→ Work instructions: Write out the listing in full, matching it word for word.

→ Data records:
__________

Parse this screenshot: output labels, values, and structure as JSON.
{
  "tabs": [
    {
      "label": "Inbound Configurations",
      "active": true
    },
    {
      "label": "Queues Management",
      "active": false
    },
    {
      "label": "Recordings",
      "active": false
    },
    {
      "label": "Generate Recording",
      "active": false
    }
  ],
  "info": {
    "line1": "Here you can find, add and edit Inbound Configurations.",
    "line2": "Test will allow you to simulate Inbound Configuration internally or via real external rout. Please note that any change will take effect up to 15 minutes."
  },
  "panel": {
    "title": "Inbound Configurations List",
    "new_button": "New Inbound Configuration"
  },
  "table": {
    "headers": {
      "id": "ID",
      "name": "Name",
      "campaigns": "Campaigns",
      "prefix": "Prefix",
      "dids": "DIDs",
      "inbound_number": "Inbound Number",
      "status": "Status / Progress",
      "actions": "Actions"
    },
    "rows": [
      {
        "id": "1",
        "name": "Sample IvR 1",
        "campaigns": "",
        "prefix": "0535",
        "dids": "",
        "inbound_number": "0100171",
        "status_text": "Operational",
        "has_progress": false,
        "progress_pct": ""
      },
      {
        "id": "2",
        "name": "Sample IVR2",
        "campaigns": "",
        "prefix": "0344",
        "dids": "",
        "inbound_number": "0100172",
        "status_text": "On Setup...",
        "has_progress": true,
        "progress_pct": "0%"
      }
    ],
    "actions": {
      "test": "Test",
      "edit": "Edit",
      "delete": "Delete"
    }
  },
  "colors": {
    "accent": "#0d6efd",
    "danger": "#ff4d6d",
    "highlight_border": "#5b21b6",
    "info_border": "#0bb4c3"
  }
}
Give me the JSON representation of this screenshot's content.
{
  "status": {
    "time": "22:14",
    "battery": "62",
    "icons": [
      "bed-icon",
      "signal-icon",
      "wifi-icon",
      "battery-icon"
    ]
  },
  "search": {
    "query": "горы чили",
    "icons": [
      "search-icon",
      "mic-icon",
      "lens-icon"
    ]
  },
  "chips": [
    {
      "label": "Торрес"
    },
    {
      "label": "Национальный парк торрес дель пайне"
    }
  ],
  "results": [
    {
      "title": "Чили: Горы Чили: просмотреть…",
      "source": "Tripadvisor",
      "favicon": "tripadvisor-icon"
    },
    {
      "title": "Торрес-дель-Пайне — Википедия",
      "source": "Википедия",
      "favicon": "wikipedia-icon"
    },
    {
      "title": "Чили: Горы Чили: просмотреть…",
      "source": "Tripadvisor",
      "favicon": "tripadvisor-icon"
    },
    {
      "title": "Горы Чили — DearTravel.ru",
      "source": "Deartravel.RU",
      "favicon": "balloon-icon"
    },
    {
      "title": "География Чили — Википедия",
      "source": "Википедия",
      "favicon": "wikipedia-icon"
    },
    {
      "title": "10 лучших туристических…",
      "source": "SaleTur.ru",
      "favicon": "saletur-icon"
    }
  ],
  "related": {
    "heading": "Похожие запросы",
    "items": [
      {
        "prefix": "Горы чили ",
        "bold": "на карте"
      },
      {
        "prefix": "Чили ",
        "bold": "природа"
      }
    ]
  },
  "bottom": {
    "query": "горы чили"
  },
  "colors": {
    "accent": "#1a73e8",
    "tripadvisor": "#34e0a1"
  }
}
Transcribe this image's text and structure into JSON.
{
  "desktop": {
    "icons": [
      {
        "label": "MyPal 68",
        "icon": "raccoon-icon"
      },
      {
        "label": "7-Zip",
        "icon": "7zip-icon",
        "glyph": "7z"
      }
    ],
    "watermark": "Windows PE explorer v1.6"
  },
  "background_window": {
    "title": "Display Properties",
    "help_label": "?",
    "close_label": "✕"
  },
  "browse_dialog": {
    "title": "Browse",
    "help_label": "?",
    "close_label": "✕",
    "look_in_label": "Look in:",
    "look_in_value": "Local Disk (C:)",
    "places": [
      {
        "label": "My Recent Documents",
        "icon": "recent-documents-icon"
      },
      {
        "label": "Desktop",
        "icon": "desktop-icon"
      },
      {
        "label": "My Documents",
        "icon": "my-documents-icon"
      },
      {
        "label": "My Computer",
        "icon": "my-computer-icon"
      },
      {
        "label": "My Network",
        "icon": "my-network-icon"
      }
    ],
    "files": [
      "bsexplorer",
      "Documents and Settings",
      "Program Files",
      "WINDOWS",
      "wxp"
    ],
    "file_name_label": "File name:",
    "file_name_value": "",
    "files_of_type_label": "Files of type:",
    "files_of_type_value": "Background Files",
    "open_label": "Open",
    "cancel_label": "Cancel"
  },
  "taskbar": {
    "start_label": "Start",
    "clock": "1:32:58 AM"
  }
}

__________

→ Full solution:
Parse this screenshot: output labels, values, and structure as JSON.
{
  "tabs": [
    {
      "label": "Inbound Configurations",
      "active": true
    },
    {
      "label": "Queues Management",
      "active": false
    },
    {
      "label": "Recordings",
      "active": false
    },
    {
      "label": "Generate Recording",
      "active": false
    }
  ],
  "info": {
    "line1": "Here you can find, add and edit Inbound Configurations.",
    "line2": "Test will allow you to simulate Inbound Configuration internally or via real external rout. Please note that any change will take effect up to 15 minutes."
  },
  "panel": {
    "title": "Inbound Configurations List",
    "new_button": "New Inbound Configuration"
  },
  "table": {
    "headers": {
      "id": "ID",
      "name": "Name",
      "campaigns": "Campaigns",
      "prefix": "Prefix",
      "dids": "DIDs",
      "inbound_number": "Inbound Number",
      "status": "Status / Progress",
      "actions": "Actions"
    },
    "rows": [
      {
        "id": "1",
        "name": "Sample IvR 1",
        "campaigns": "",
        "prefix": "0535",
        "dids": "",
        "inbound_number": "0100171",
        "status_text": "Operational",
        "has_progress": false,
        "progress_pct": ""
      },
      {
        "id": "2",
        "name": "Sample IVR2",
        "campaigns": "",
        "prefix": "0344",
        "dids": "",
        "inbound_number": "0100172",
        "status_text": "On Setup...",
        "has_progress": true,
        "progress_pct": "0%"
      }
    ],
    "actions": {
      "test": "Test",
      "edit": "Edit",
      "delete": "Delete"
    }
  },
  "colors": {
    "accent": "#0d6efd",
    "danger": "#ff4d6d",
    "highlight_border": "#5b21b6",
    "info_border": "#0bb4c3"
  }
}
Give me the JSON representation of this screenshot's content.
{
  "status": {
    "time": "22:14",
    "battery": "62",
    "icons": [
      "bed-icon",
      "signal-icon",
      "wifi-icon",
      "battery-icon"
    ]
  },
  "search": {
    "query": "горы чили",
    "icons": [
      "search-icon",
      "mic-icon",
      "lens-icon"
    ]
  },
  "chips": [
    {
      "label": "Торрес"
    },
    {
      "label": "Национальный парк торрес дель пайне"
    }
  ],
  "results": [
    {
      "title": "Чили: Горы Чили: просмотреть…",
      "source": "Tripadvisor",
      "favicon": "tripadvisor-icon"
    },
    {
      "title": "Торрес-дель-Пайне — Википедия",
      "source": "Википедия",
      "favicon": "wikipedia-icon"
    },
    {
      "title": "Чили: Горы Чили: просмотреть…",
      "source": "Tripadvisor",
      "favicon": "tripadvisor-icon"
    },
    {
      "title": "Горы Чили — DearTravel.ru",
      "source": "Deartravel.RU",
      "favicon": "balloon-icon"
    },
    {
      "title": "География Чили — Википедия",
      "source": "Википедия",
      "favicon": "wikipedia-icon"
    },
    {
      "title": "10 лучших туристических…",
      "source": "SaleTur.ru",
      "favicon": "saletur-icon"
    }
  ],
  "related": {
    "heading": "Похожие запросы",
    "items": [
      {
        "prefix": "Горы чили ",
        "bold": "на карте"
      },
      {
        "prefix": "Чили ",
        "bold": "природа"
      }
    ]
  },
  "bottom": {
    "query": "горы чили"
  },
  "colors": {
    "accent": "#1a73e8",
    "tripadvisor": "#34e0a1"
  }
}
Transcribe this image's text and structure into JSON.
{
  "desktop": {
    "icons": [
      {
        "label": "MyPal 68",
        "icon": "raccoon-icon"
      },
      {
        "label": "7-Zip",
        "icon": "7zip-icon",
        "glyph": "7z"
      }
    ],
    "watermark": "Windows PE explorer v1.6"
  },
  "background_window": {
    "title": "Display Properties",
    "help_label": "?",
    "close_label": "✕"
  },
  "browse_dialog": {
    "title": "Browse",
    "help_label": "?",
    "close_label": "✕",
    "look_in_label": "Look in:",
    "look_in_value": "Local Disk (C:)",
    "places": [
      {
        "label": "My Recent Documents",
        "icon": "recent-documents-icon"
      },
      {
        "label": "Desktop",
        "icon": "desktop-icon"
      },
      {
        "label": "My Documents",
        "icon": "my-documents-icon"
      },
      {
        "label": "My Computer",
        "icon": "my-computer-icon"
      },
      {
        "label": "My Network",
        "icon": "my-network-icon"
      }
    ],
    "files": [
      "bsexplorer",
      "Documents and Settings",
      "Program Files",
      "WINDOWS",
      "wxp"
    ],
    "file_name_label": "File name:",
    "file_name_value": "",
    "files_of_type_label": "Files of type:",
    "files_of_type_value": "Background Files",
    "open_label": "Open",
    "cancel_label": "Cancel"
  },
  "taskbar": {
    "start_label": "Start",
    "clock": "1:32:58 AM"
  }
}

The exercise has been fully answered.